**Exercise details**:
Retype the data below without altering anything.

───── Material to process

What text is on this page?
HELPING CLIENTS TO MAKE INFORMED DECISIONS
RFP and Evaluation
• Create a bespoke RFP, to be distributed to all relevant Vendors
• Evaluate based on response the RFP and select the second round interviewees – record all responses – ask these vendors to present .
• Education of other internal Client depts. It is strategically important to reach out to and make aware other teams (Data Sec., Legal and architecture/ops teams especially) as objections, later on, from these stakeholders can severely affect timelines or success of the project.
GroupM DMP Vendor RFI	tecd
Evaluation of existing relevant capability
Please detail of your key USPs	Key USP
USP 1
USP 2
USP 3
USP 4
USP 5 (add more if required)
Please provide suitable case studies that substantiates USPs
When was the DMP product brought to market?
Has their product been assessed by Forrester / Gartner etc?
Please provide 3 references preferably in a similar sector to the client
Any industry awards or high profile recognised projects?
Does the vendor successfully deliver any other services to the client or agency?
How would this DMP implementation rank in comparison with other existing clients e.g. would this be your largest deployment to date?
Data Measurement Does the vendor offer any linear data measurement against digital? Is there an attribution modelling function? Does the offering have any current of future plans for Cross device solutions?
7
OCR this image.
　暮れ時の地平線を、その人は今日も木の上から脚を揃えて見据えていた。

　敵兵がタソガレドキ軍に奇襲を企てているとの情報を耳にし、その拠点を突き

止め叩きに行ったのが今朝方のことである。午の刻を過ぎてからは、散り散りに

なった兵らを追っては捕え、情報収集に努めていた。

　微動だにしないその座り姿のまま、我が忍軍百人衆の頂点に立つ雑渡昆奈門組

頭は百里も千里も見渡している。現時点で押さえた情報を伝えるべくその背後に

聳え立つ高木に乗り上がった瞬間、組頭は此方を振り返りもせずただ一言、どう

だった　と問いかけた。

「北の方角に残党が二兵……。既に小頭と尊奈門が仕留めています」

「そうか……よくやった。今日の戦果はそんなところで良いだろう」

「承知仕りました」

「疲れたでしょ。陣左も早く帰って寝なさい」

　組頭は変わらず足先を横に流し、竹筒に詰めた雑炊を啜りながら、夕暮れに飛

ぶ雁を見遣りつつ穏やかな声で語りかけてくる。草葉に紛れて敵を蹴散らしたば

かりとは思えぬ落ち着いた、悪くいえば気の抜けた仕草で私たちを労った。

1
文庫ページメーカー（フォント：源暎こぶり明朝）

──────────

**The answer**:
What text is on this page?
HELPING CLIENTS TO MAKE INFORMED DECISIONS
RFP and Evaluation
• Create a bespoke RFP, to be distributed to all relevant Vendors
• Evaluate based on response the RFP and select the second round interviewees – record all responses – ask these vendors to present .
• Education of other internal Client depts. It is strategically important to reach out to and make aware other teams (Data Sec., Legal and architecture/ops teams especially) as objections, later on, from these stakeholders can severely affect timelines or success of the project.
GroupM DMP Vendor RFI	tecd
Evaluation of existing relevant capability
Please detail of your key USPs	Key USP
USP 1
USP 2
USP 3
USP 4
USP 5 (add more if required)
Please provide suitable case studies that substantiates USPs
When was the DMP product brought to market?
Has their product been assessed by Forrester / Gartner etc?
Please provide 3 references preferably in a similar sector to the client
Any industry awards or high profile recognised projects?
Does the vendor successfully deliver any other services to the client or agency?
How would this DMP implementation rank in comparison with other existing clients e.g. would this be your largest deployment to date?
Data Measurement Does the vendor offer any linear data measurement against digital? Is there an attribution modelling function? Does the offering have any current of future plans for Cross device solutions?
7
OCR this image.
　暮れ時の地平線を、その人は今日も木の上から脚を揃えて見据えていた。

　敵兵がタソガレドキ軍に奇襲を企てているとの情報を耳にし、その拠点を突き

止め叩きに行ったのが今朝方のことである。午の刻を過ぎてからは、散り散りに

なった兵らを追っては捕え、情報収集に努めていた。

　微動だにしないその座り姿のまま、我が忍軍百人衆の頂点に立つ雑渡昆奈門組

頭は百里も千里も見渡している。現時点で押さえた情報を伝えるべくその背後に

聳え立つ高木に乗り上がった瞬間、組頭は此方を振り返りもせずただ一言、どう

だった　と問いかけた。

「北の方角に残党が二兵……。既に小頭と尊奈門が仕留めています」

「そうか……よくやった。今日の戦果はそんなところで良いだろう」

「承知仕りました」

「疲れたでしょ。陣左も早く帰って寝なさい」

　組頭は変わらず足先を横に流し、竹筒に詰めた雑炊を啜りながら、夕暮れに飛

ぶ雁を見遣りつつ穏やかな声で語りかけてくる。草葉に紛れて敵を蹴散らしたば

かりとは思えぬ落ち着いた、悪くいえば気の抜けた仕草で私たちを労った。

1
文庫ページメーカー（フォント：源暎こぶり明朝）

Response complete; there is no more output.